>> START Data in this exercise

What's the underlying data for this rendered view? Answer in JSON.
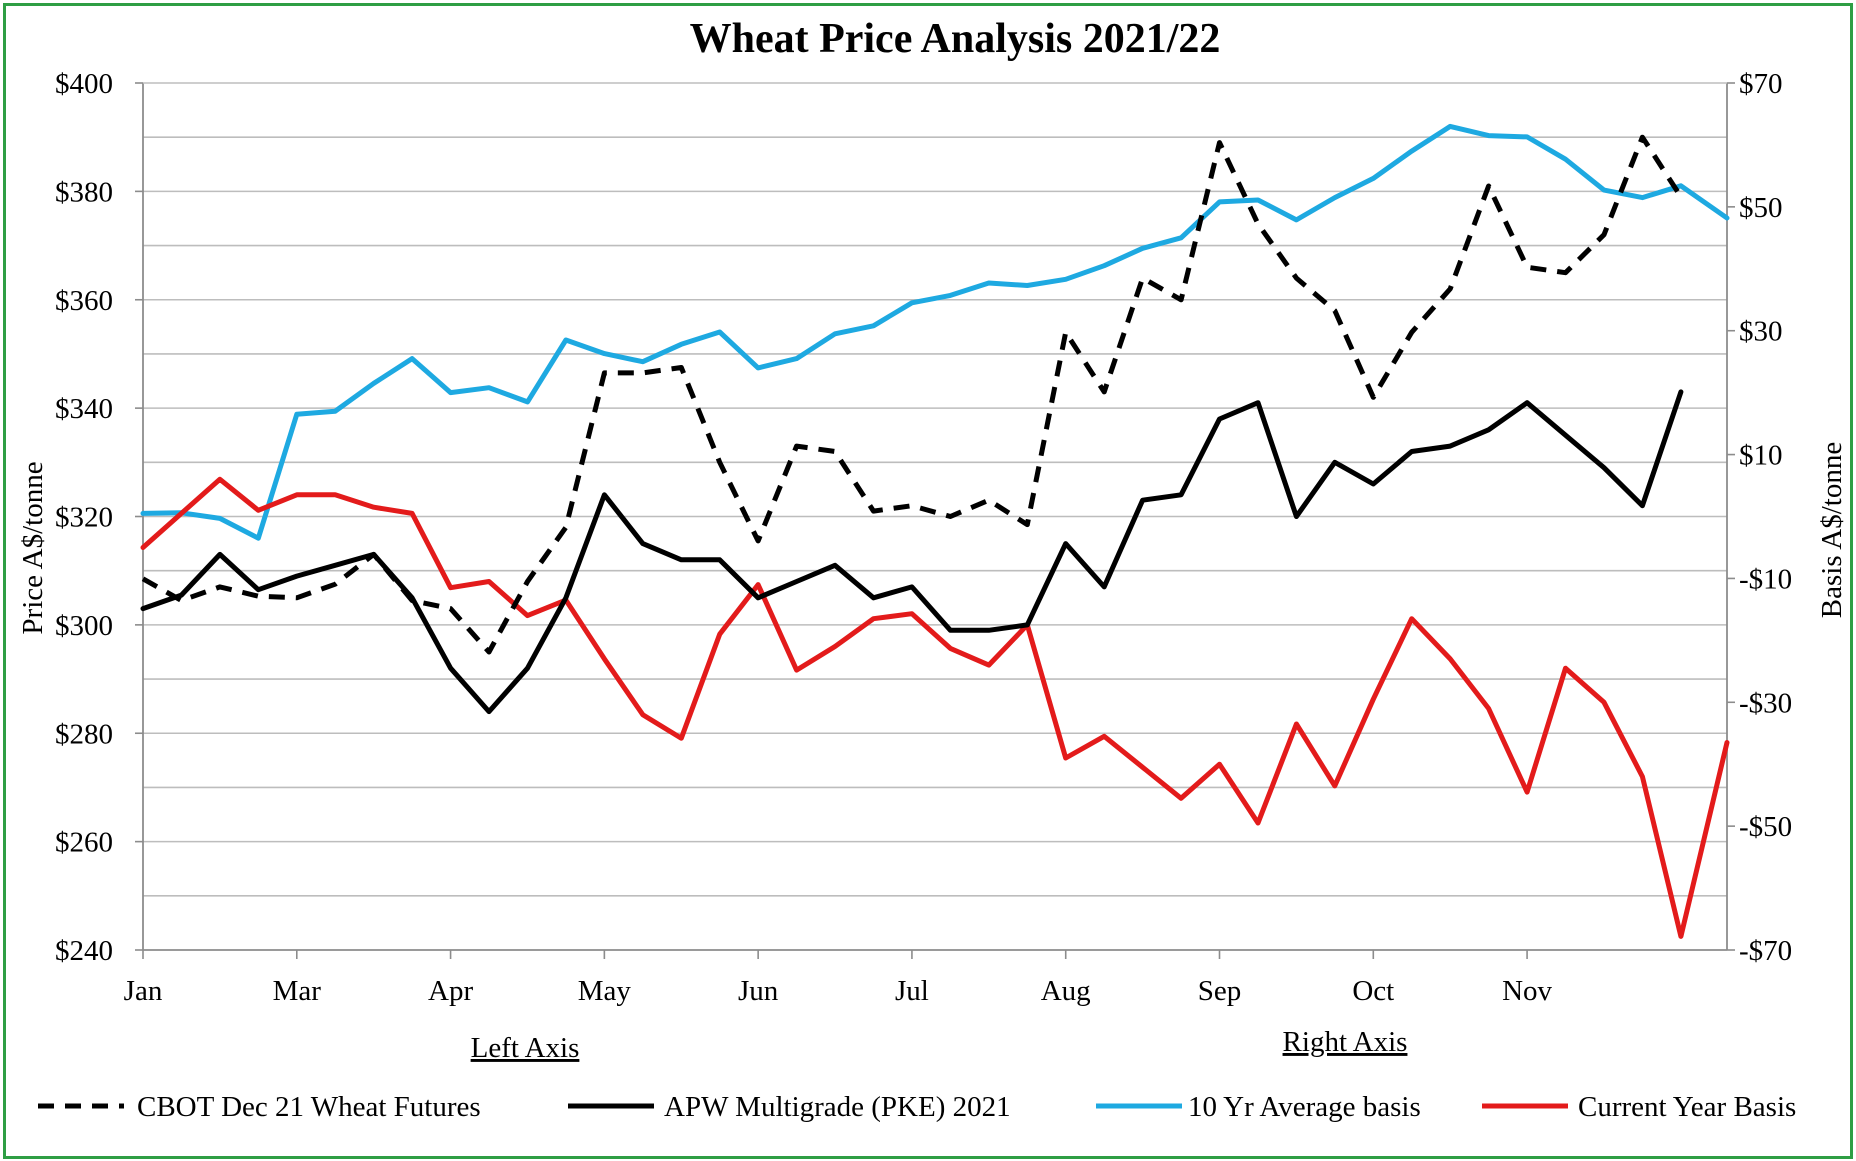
{
  "chart_data": {
    "type": "line",
    "title": "Wheat Price Analysis 2021/22",
    "left_axis": {
      "label": "Price A$/tonne",
      "range": [
        240,
        400
      ],
      "ticks": [
        "$240",
        "$260",
        "$280",
        "$300",
        "$320",
        "$340",
        "$360",
        "$380",
        "$400"
      ],
      "note": "Left Axis"
    },
    "right_axis": {
      "label": "Basis A$/tonne",
      "range": [
        -70,
        70
      ],
      "ticks": [
        "-$70",
        "-$50",
        "-$30",
        "-$10",
        "$10",
        "$30",
        "$50",
        "$70"
      ],
      "note": "Right Axis"
    },
    "x_range": [
      0,
      10.3
    ],
    "x_ticks": [
      "Jan",
      "Mar",
      "Apr",
      "May",
      "Jun",
      "Jul",
      "Aug",
      "Sep",
      "Oct",
      "Nov"
    ],
    "grid": true,
    "legend_position": "bottom",
    "series": [
      {
        "name": "CBOT Dec 21 Wheat Futures",
        "axis": "left",
        "color": "#000000",
        "dashed": true,
        "points": [
          [
            0,
            308.5
          ],
          [
            0.25,
            304.5
          ],
          [
            0.5,
            307
          ],
          [
            0.75,
            305.3
          ],
          [
            1,
            305
          ],
          [
            1.25,
            307.5
          ],
          [
            1.5,
            313
          ],
          [
            1.75,
            304.5
          ],
          [
            2,
            303
          ],
          [
            2.25,
            295
          ],
          [
            2.5,
            308
          ],
          [
            2.75,
            318
          ],
          [
            3,
            346.5
          ],
          [
            3.25,
            346.5
          ],
          [
            3.5,
            347.5
          ],
          [
            3.75,
            330
          ],
          [
            4,
            315.5
          ],
          [
            4.25,
            333
          ],
          [
            4.5,
            332
          ],
          [
            4.75,
            321
          ],
          [
            5,
            322
          ],
          [
            5.25,
            320
          ],
          [
            5.5,
            323
          ],
          [
            5.75,
            318.5
          ],
          [
            6,
            354
          ],
          [
            6.25,
            343
          ],
          [
            6.5,
            364
          ],
          [
            6.75,
            360
          ],
          [
            7,
            389
          ],
          [
            7.25,
            374
          ],
          [
            7.5,
            364
          ],
          [
            7.75,
            358
          ],
          [
            8,
            342
          ],
          [
            8.25,
            354
          ],
          [
            8.5,
            362
          ],
          [
            8.75,
            381
          ],
          [
            9,
            366
          ],
          [
            9.25,
            365
          ],
          [
            9.5,
            372
          ],
          [
            9.75,
            390
          ],
          [
            10,
            379
          ]
        ]
      },
      {
        "name": "APW Multigrade (PKE) 2021",
        "axis": "left",
        "color": "#000000",
        "dashed": false,
        "points": [
          [
            0,
            303
          ],
          [
            0.25,
            305.5
          ],
          [
            0.5,
            313
          ],
          [
            0.75,
            306.5
          ],
          [
            1,
            309
          ],
          [
            1.25,
            311
          ],
          [
            1.5,
            313
          ],
          [
            1.75,
            305
          ],
          [
            2,
            292
          ],
          [
            2.25,
            284
          ],
          [
            2.5,
            292
          ],
          [
            2.75,
            305
          ],
          [
            3,
            324
          ],
          [
            3.25,
            315
          ],
          [
            3.5,
            312
          ],
          [
            3.75,
            312
          ],
          [
            4,
            305
          ],
          [
            4.25,
            308
          ],
          [
            4.5,
            311
          ],
          [
            4.75,
            305
          ],
          [
            5,
            307
          ],
          [
            5.25,
            299
          ],
          [
            5.5,
            299
          ],
          [
            5.75,
            300
          ],
          [
            6,
            315
          ],
          [
            6.25,
            307
          ],
          [
            6.5,
            323
          ],
          [
            6.75,
            324
          ],
          [
            7,
            338
          ],
          [
            7.25,
            341
          ],
          [
            7.5,
            320
          ],
          [
            7.75,
            330
          ],
          [
            8,
            326
          ],
          [
            8.25,
            332
          ],
          [
            8.5,
            333
          ],
          [
            8.75,
            336
          ],
          [
            9,
            341
          ],
          [
            9.25,
            335
          ],
          [
            9.5,
            329
          ],
          [
            9.75,
            322
          ],
          [
            10,
            343
          ]
        ]
      },
      {
        "name": "10 Yr Average basis",
        "axis": "right",
        "color": "#1ea9e1",
        "dashed": false,
        "points": [
          [
            0,
            0.5
          ],
          [
            0.25,
            0.6
          ],
          [
            0.5,
            -0.3
          ],
          [
            0.75,
            -3.5
          ],
          [
            1,
            16.5
          ],
          [
            1.25,
            17
          ],
          [
            1.5,
            21.5
          ],
          [
            1.75,
            25.5
          ],
          [
            2,
            20
          ],
          [
            2.25,
            20.8
          ],
          [
            2.5,
            18.5
          ],
          [
            2.75,
            28.5
          ],
          [
            3,
            26.3
          ],
          [
            3.25,
            25
          ],
          [
            3.5,
            27.8
          ],
          [
            3.75,
            29.8
          ],
          [
            4,
            24
          ],
          [
            4.25,
            25.5
          ],
          [
            4.5,
            29.5
          ],
          [
            4.75,
            30.8
          ],
          [
            5,
            34.5
          ],
          [
            5.25,
            35.7
          ],
          [
            5.5,
            37.7
          ],
          [
            5.75,
            37.3
          ],
          [
            6,
            38.3
          ],
          [
            6.25,
            40.5
          ],
          [
            6.5,
            43.3
          ],
          [
            6.75,
            45
          ],
          [
            7,
            50.8
          ],
          [
            7.25,
            51.1
          ],
          [
            7.5,
            47.9
          ],
          [
            7.75,
            51.5
          ],
          [
            8,
            54.6
          ],
          [
            8.25,
            59
          ],
          [
            8.5,
            63
          ],
          [
            8.75,
            61.5
          ],
          [
            9,
            61.3
          ],
          [
            9.25,
            57.7
          ],
          [
            9.5,
            52.7
          ],
          [
            9.75,
            51.5
          ],
          [
            10,
            53.4
          ],
          [
            10.3,
            48.2
          ]
        ]
      },
      {
        "name": "Current Year Basis",
        "axis": "right",
        "color": "#e31b1b",
        "dashed": false,
        "points": [
          [
            0,
            -5
          ],
          [
            0.25,
            0.5
          ],
          [
            0.5,
            6
          ],
          [
            0.75,
            1
          ],
          [
            1,
            3.5
          ],
          [
            1.25,
            3.5
          ],
          [
            1.5,
            1.5
          ],
          [
            1.75,
            0.5
          ],
          [
            2,
            -11.5
          ],
          [
            2.25,
            -10.5
          ],
          [
            2.5,
            -16
          ],
          [
            2.75,
            -13.5
          ],
          [
            3,
            -23
          ],
          [
            3.25,
            -32
          ],
          [
            3.5,
            -35.8
          ],
          [
            3.75,
            -19
          ],
          [
            4,
            -11
          ],
          [
            4.25,
            -24.8
          ],
          [
            4.5,
            -21
          ],
          [
            4.75,
            -16.5
          ],
          [
            5,
            -15.7
          ],
          [
            5.25,
            -21.3
          ],
          [
            5.5,
            -24
          ],
          [
            5.75,
            -17.5
          ],
          [
            6,
            -39
          ],
          [
            6.25,
            -35.5
          ],
          [
            6.75,
            -45.5
          ],
          [
            7,
            -40
          ],
          [
            7.25,
            -49.5
          ],
          [
            7.5,
            -33.5
          ],
          [
            7.75,
            -43.5
          ],
          [
            8,
            -29.5
          ],
          [
            8.25,
            -16.5
          ],
          [
            8.5,
            -23
          ],
          [
            8.75,
            -31
          ],
          [
            9,
            -44.5
          ],
          [
            9.25,
            -24.5
          ],
          [
            9.5,
            -30
          ],
          [
            9.75,
            -42
          ],
          [
            10,
            -67.8
          ],
          [
            10.3,
            -36.5
          ]
        ]
      }
    ]
  }
}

>> END Data in this exercise

Out of the material above, gather each line where "label" appears.

      "label": "Price A$/tonne",
      "label": "Basis A$/tonne",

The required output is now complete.